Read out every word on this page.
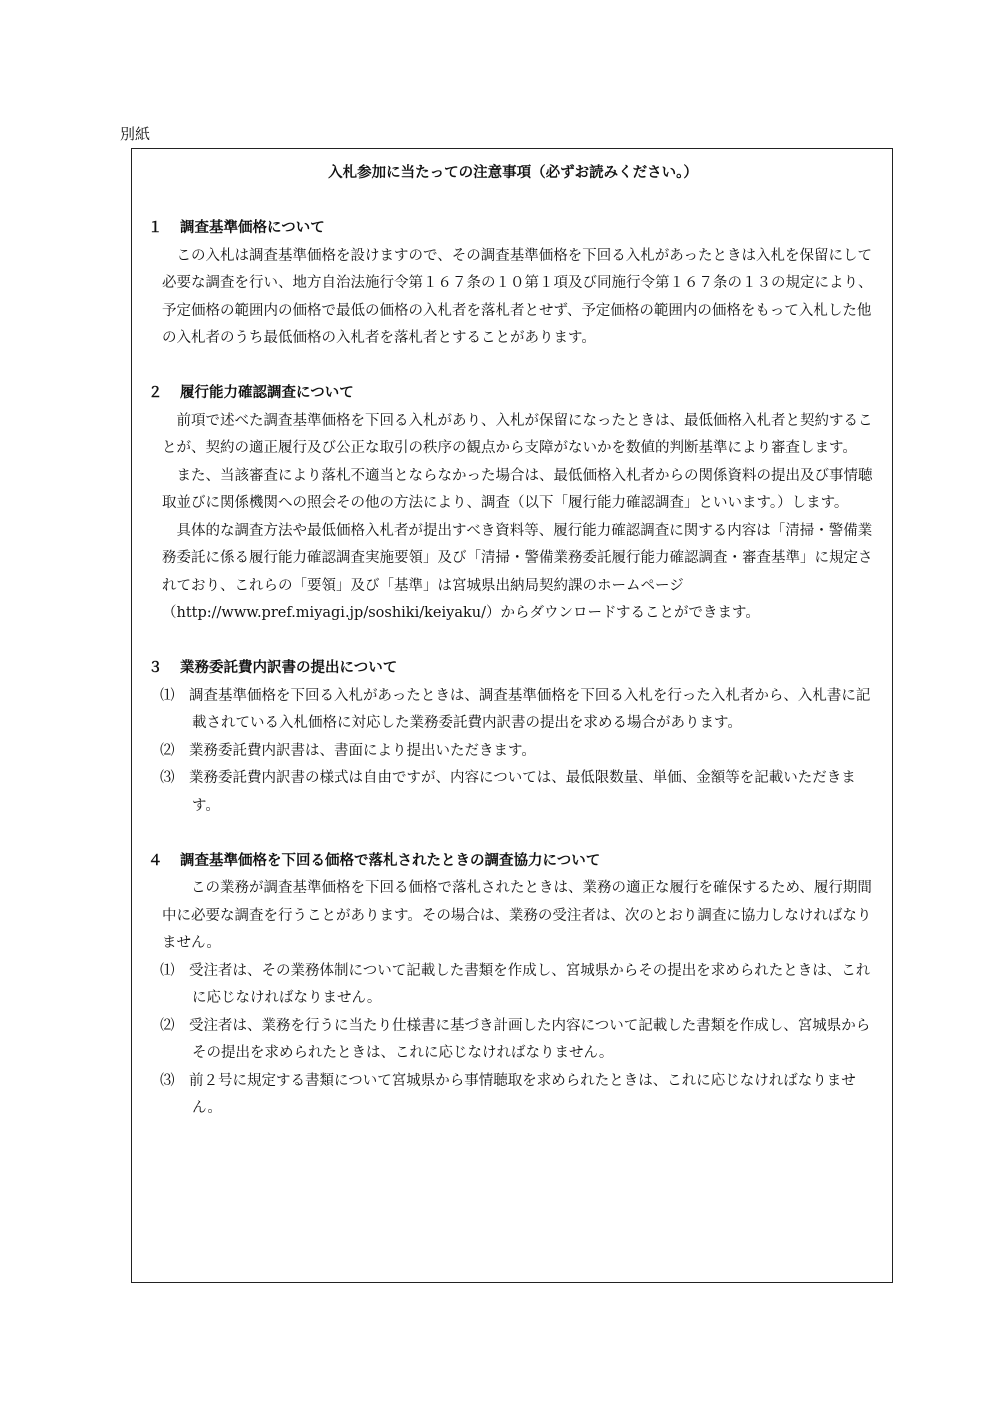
別紙
入札参加に当たっての注意事項（必ずお読みください。）
１	調査基準価格について

この入札は調査基準価格を設けますので、その調査基準価格を下回る入札があったときは入札を保留にして必要な調査を行い、地方自治法施行令第１６７条の１０第１項及び同施行令第１６７条の１３の規定により、予定価格の範囲内の価格で最低の価格の入札者を落札者とせず、予定価格の範囲内の価格をもって入札した他の入札者のうち最低価格の入札者を落札者とすることがあります。

２	履行能力確認調査について

前項で述べた調査基準価格を下回る入札があり、入札が保留になったときは、最低価格入札者と契約することが、契約の適正履行及び公正な取引の秩序の観点から支障がないかを数値的判断基準により審査します。

また、当該審査により落札不適当とならなかった場合は、最低価格入札者からの関係資料の提出及び事情聴取並びに関係機関への照会その他の方法により、調査（以下「履行能力確認調査」といいます。）します。

具体的な調査方法や最低価格入札者が提出すべき資料等、履行能力確認調査に関する内容は「清掃・警備業務委託に係る履行能力確認調査実施要領」及び「清掃・警備業務委託履行能力確認調査・審査基準」に規定されており、これらの「要領」及び「基準」は宮城県出納局契約課のホームページ（http://www.pref.miyagi.jp/soshiki/keiyaku/）からダウンロードすることができます。

３	業務委託費内訳書の提出について

⑴　 調査基準価格を下回る入札があったときは、調査基準価格を下回る入札を行った入札者から、入札書に記載されている入札価格に対応した業務委託費内訳書の提出を求める場合があります。

⑵　 業務委託費内訳書は、書面により提出いただきます。

⑶　 業務委託費内訳書の様式は自由ですが、内容については、最低限数量、単価、金額等を記載いただきます。

４	調査基準価格を下回る価格で落札されたときの調査協力について

この業務が調査基準価格を下回る価格で落札されたときは、業務の適正な履行を確保するため、履行期間中に必要な調査を行うことがあります。その場合は、業務の受注者は、次のとおり調査に協力しなければなりません。

⑴　 受注者は、その業務体制について記載した書類を作成し、宮城県からその提出を求められたときは、これに応じなければなりません。

⑵　 受注者は、業務を行うに当たり仕様書に基づき計画した内容について記載した書類を作成し、宮城県からその提出を求められたときは、これに応じなければなりません。

⑶　 前２号に規定する書類について宮城県から事情聴取を求められたときは、これに応じなければなりません。
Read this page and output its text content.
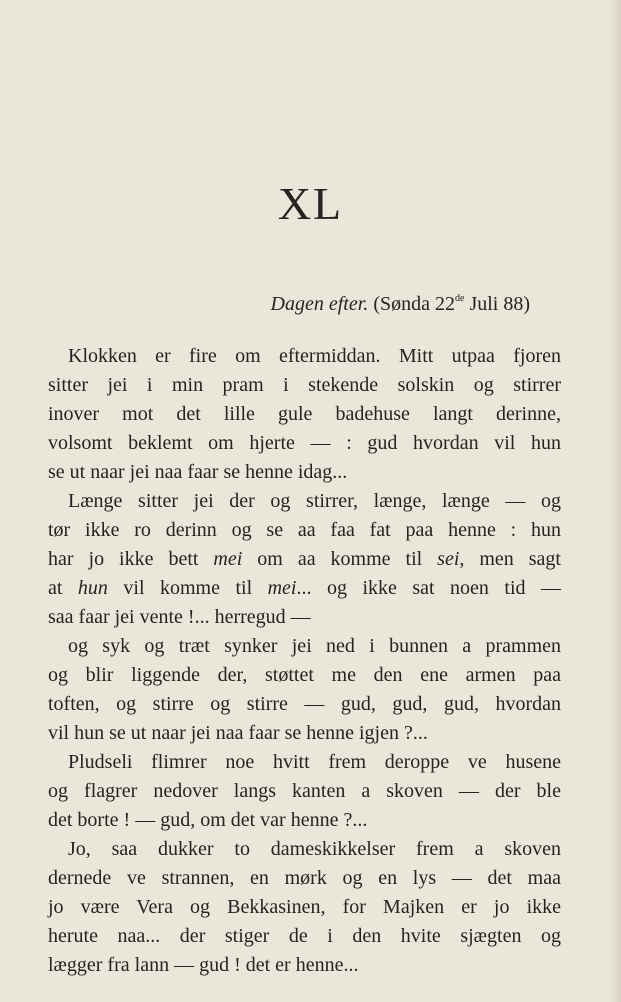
XL
Dagen efter. (Sønda 22de Juli 88)
Klokken er fire om eftermiddan. Mitt utpaa fjoren
sitter jei i min pram i stekende solskin og stirrer
inover mot det lille gule badehuse langt derinne,
volsomt beklemt om hjerte — : gud hvordan vil hun
se ut naar jei naa faar se henne idag...
Længe sitter jei der og stirrer, længe, længe — og
tør ikke ro derinn og se aa faa fat paa henne : hun
har jo ikke bett mei om aa komme til sei, men sagt
at hun vil komme til mei... og ikke sat noen tid —
saa faar jei vente !... herregud —
og syk og træt synker jei ned i bunnen a prammen
og blir liggende der, støttet me den ene armen paa
toften, og stirre og stirre — gud, gud, gud, hvordan
vil hun se ut naar jei naa faar se henne igjen ?...
Pludseli flimrer noe hvitt frem deroppe ve husene
og flagrer nedover langs kanten a skoven — der ble
det borte ! — gud, om det var henne ?...
Jo, saa dukker to dameskikkelser frem a skoven
dernede ve strannen, en mørk og en lys — det maa
jo være Vera og Bekkasinen, for Majken er jo ikke
herute naa... der stiger de i den hvite sjægten og
lægger fra lann — gud ! det er henne...
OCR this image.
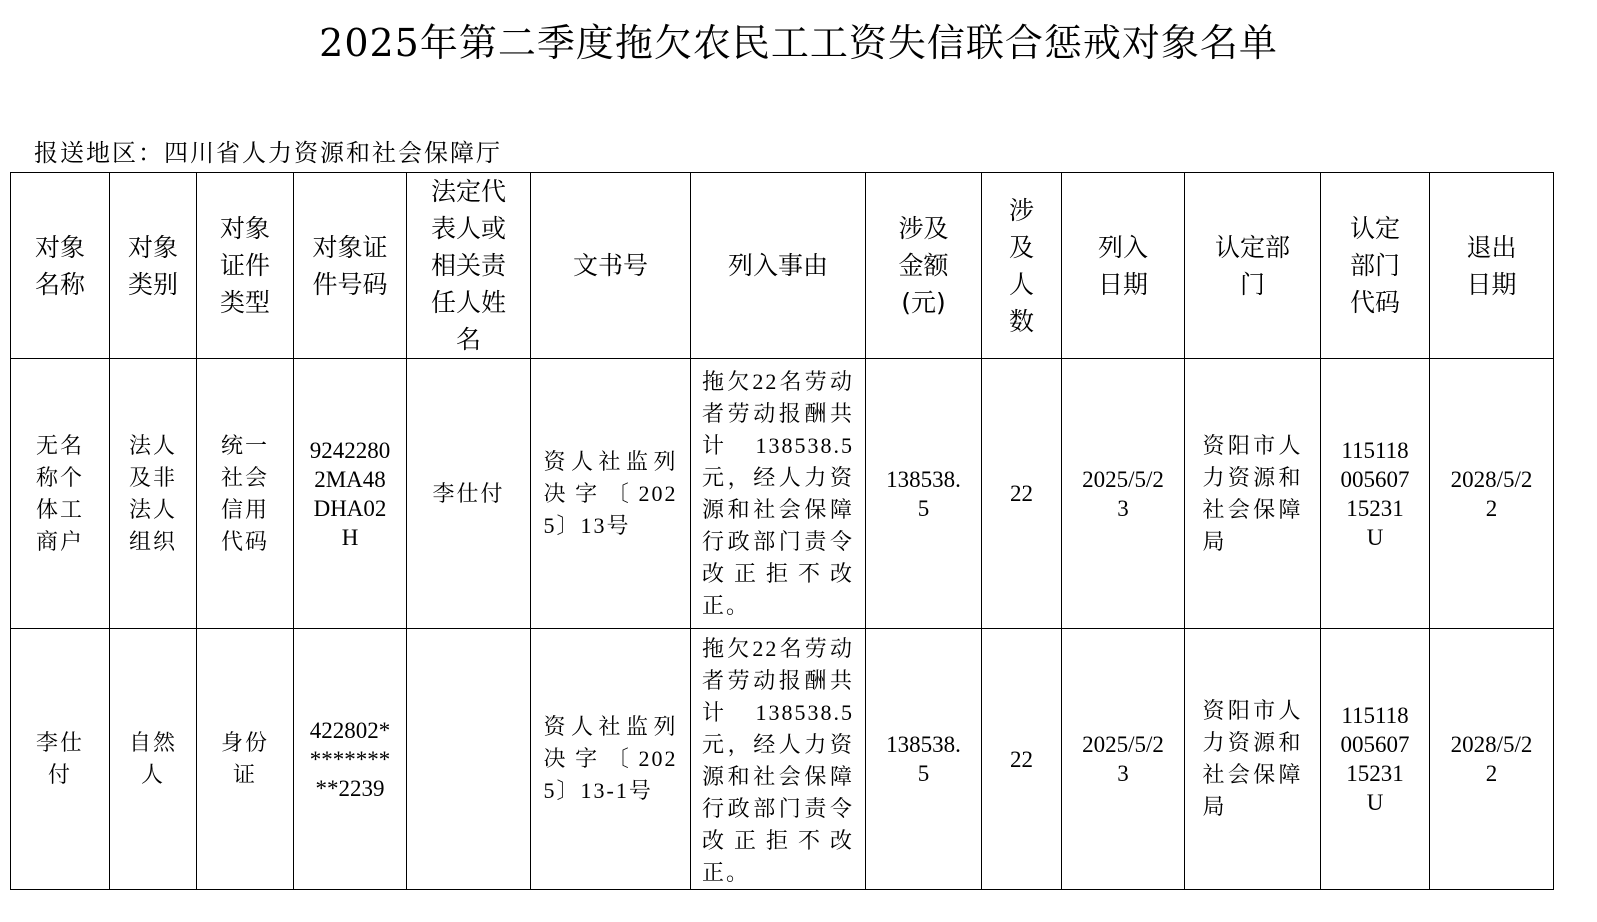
2025年第二季度拖欠农民工工资失信联合惩戒对象名单
报送地区：四川省人力资源和社会保障厅
对象名称	对象类别	对象证件类型	对象证件号码	法定代表人或相关责任人姓名	文书号	列入事由	涉及金额(元)	涉及人数	列入日期	认定部门	认定部门代码	退出日期

无名称个体工商户	法人及非法人组织	统一社会信用代码	92422802MA48DHA02H	李仕付	资人社监列决字〔2025〕13号	拖欠22名劳动者劳动报酬共计138538.5元，经人力资源和社会保障行政部门责令改正拒不改正。	138538.5	22	2025/5/23	资阳市人力资源和社会保障局	11511800560715231U	2028/5/22

李仕付	自然人	身份证	422802**********2239		资人社监列决字〔2025〕13-1号	拖欠22名劳动者劳动报酬共计138538.5元，经人力资源和社会保障行政部门责令改正拒不改正。	138538.5	22	2025/5/23	资阳市人力资源和社会保障局	11511800560715231U	2028/5/22
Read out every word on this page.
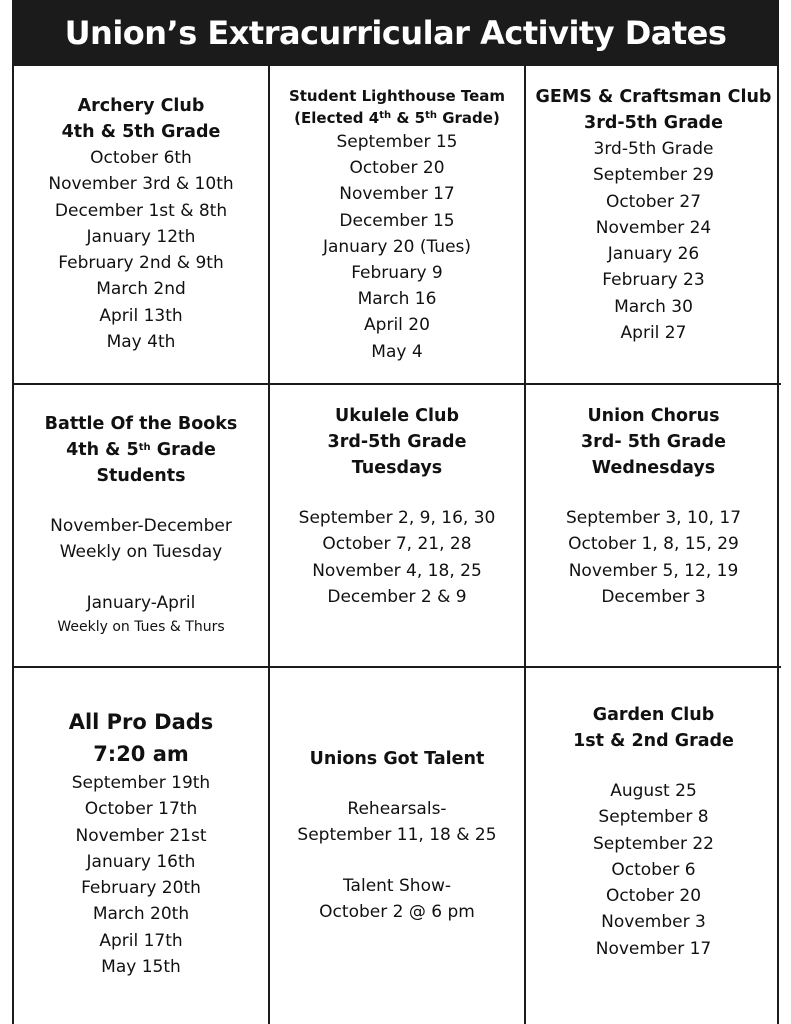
Union’s Extracurricular Activity Dates
Archery Club
4th & 5th Grade
October 6th
November 3rd & 10th
December 1st & 8th
January 12th
February 2nd & 9th
March 2nd
April 13th
May 4th
Student Lighthouse Team
(Elected 4th & 5th Grade)
September 15
October 20
November 17
December 15
January 20 (Tues)
February 9
March 16
April 20
May 4
GEMS & Craftsman Club
3rd-5th Grade
3rd-5th Grade
September 29
October 27
November 24
January 26
February 23
March 30
April 27
Battle Of the Books
4th & 5th Grade
Students
November-December
Weekly on Tuesday
January-April
Weekly on Tues & Thurs
Ukulele Club
3rd-5th Grade
Tuesdays
September 2, 9, 16, 30
October 7, 21, 28
November 4, 18, 25
December 2 & 9
Union Chorus
3rd- 5th Grade
Wednesdays
September 3, 10, 17
October 1, 8, 15, 29
November 5, 12, 19
December 3
All Pro Dads
7:20 am
September 19th
October 17th
November 21st
January 16th
February 20th
March 20th
April 17th
May 15th
Unions Got Talent
Rehearsals-
September 11, 18 & 25
Talent Show-
October 2 @ 6 pm
Garden Club
1st & 2nd Grade
August 25
September 8
September 22
October 6
October 20
November 3
November 17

------------------------------

# Given request
Reproduce the full material exactly, excluding the pictures.

# The completed task
Read out every word on this page.
別紙
入札参加に当たっての注意事項（必ずお読みください。）
１	調査基準価格について

この入札は調査基準価格を設けますので、その調査基準価格を下回る入札があったときは入札を保留にして必要な調査を行い、地方自治法施行令第１６７条の１０第１項及び同施行令第１６７条の１３の規定により、予定価格の範囲内の価格で最低の価格の入札者を落札者とせず、予定価格の範囲内の価格をもって入札した他の入札者のうち最低価格の入札者を落札者とすることがあります。

２	履行能力確認調査について

前項で述べた調査基準価格を下回る入札があり、入札が保留になったときは、最低価格入札者と契約することが、契約の適正履行及び公正な取引の秩序の観点から支障がないかを数値的判断基準により審査します。

また、当該審査により落札不適当とならなかった場合は、最低価格入札者からの関係資料の提出及び事情聴取並びに関係機関への照会その他の方法により、調査（以下「履行能力確認調査」といいます。）します。

具体的な調査方法や最低価格入札者が提出すべき資料等、履行能力確認調査に関する内容は「清掃・警備業務委託に係る履行能力確認調査実施要領」及び「清掃・警備業務委託履行能力確認調査・審査基準」に規定されており、これらの「要領」及び「基準」は宮城県出納局契約課のホームページ（http://www.pref.miyagi.jp/soshiki/keiyaku/）からダウンロードすることができます。

３	業務委託費内訳書の提出について

⑴　 調査基準価格を下回る入札があったときは、調査基準価格を下回る入札を行った入札者から、入札書に記載されている入札価格に対応した業務委託費内訳書の提出を求める場合があります。

⑵　 業務委託費内訳書は、書面により提出いただきます。

⑶　 業務委託費内訳書の様式は自由ですが、内容については、最低限数量、単価、金額等を記載いただきます。

４	調査基準価格を下回る価格で落札されたときの調査協力について

この業務が調査基準価格を下回る価格で落札されたときは、業務の適正な履行を確保するため、履行期間中に必要な調査を行うことがあります。その場合は、業務の受注者は、次のとおり調査に協力しなければなりません。

⑴　 受注者は、その業務体制について記載した書類を作成し、宮城県からその提出を求められたときは、これに応じなければなりません。

⑵　 受注者は、業務を行うに当たり仕様書に基づき計画した内容について記載した書類を作成し、宮城県からその提出を求められたときは、これに応じなければなりません。

⑶　 前２号に規定する書類について宮城県から事情聴取を求められたときは、これに応じなければなりません。
Read this page and output its text content.
XL
Dagen efter. (Sønda 22de Juli 88)
Klokken er fire om eftermiddan. Mitt utpaa fjoren
sitter jei i min pram i stekende solskin og stirrer
inover mot det lille gule badehuse langt derinne,
volsomt beklemt om hjerte — : gud hvordan vil hun
se ut naar jei naa faar se henne idag...
Længe sitter jei der og stirrer, længe, længe — og
tør ikke ro derinn og se aa faa fat paa henne : hun
har jo ikke bett mei om aa komme til sei, men sagt
at hun vil komme til mei... og ikke sat noen tid —
saa faar jei vente !... herregud —
og syk og træt synker jei ned i bunnen a prammen
og blir liggende der, støttet me den ene armen paa
toften, og stirre og stirre — gud, gud, gud, hvordan
vil hun se ut naar jei naa faar se henne igjen ?...
Pludseli flimrer noe hvitt frem deroppe ve husene
og flagrer nedover langs kanten a skoven — der ble
det borte ! — gud, om det var henne ?...
Jo, saa dukker to dameskikkelser frem a skoven
dernede ve strannen, en mørk og en lys — det maa
jo være Vera og Bekkasinen, for Majken er jo ikke
herute naa... der stiger de i den hvite sjægten og
lægger fra lann — gud ! det er henne...
OCR this image.
2025年第二季度拖欠农民工工资失信联合惩戒对象名单
报送地区：四川省人力资源和社会保障厅
对象名称	对象类别	对象证件类型	对象证件号码	法定代表人或相关责任人姓名	文书号	列入事由	涉及金额(元)	涉及人数	列入日期	认定部门	认定部门代码	退出日期

无名称个体工商户	法人及非法人组织	统一社会信用代码	92422802MA48DHA02H	李仕付	资人社监列决字〔2025〕13号	拖欠22名劳动者劳动报酬共计138538.5元，经人力资源和社会保障行政部门责令改正拒不改正。	138538.5	22	2025/5/23	资阳市人力资源和社会保障局	11511800560715231U	2028/5/22

李仕付	自然人	身份证	422802**********2239		资人社监列决字〔2025〕13-1号	拖欠22名劳动者劳动报酬共计138538.5元，经人力资源和社会保障行政部门责令改正拒不改正。	138538.5	22	2025/5/23	资阳市人力资源和社会保障局	11511800560715231U	2028/5/22
Read out every word on this page.
Union’s Extracurricular Activity Dates
Archery Club
4th & 5th Grade
October 6th
November 3rd & 10th
December 1st & 8th
January 12th
February 2nd & 9th
March 2nd
April 13th
May 4th
Student Lighthouse Team
(Elected 4th & 5th Grade)
September 15
October 20
November 17
December 15
January 20 (Tues)
February 9
March 16
April 20
May 4
GEMS & Craftsman Club
3rd-5th Grade
3rd-5th Grade
September 29
October 27
November 24
January 26
February 23
March 30
April 27
Battle Of the Books
4th & 5th Grade
Students
November-December
Weekly on Tuesday
January-April
Weekly on Tues & Thurs
Ukulele Club
3rd-5th Grade
Tuesdays
September 2, 9, 16, 30
October 7, 21, 28
November 4, 18, 25
December 2 & 9
Union Chorus
3rd- 5th Grade
Wednesdays
September 3, 10, 17
October 1, 8, 15, 29
November 5, 12, 19
December 3
All Pro Dads
7:20 am
September 19th
October 17th
November 21st
January 16th
February 20th
March 20th
April 17th
May 15th
Unions Got Talent
Rehearsals-
September 11, 18 & 25
Talent Show-
October 2 @ 6 pm
Garden Club
1st & 2nd Grade
August 25
September 8
September 22
October 6
October 20
November 3
November 17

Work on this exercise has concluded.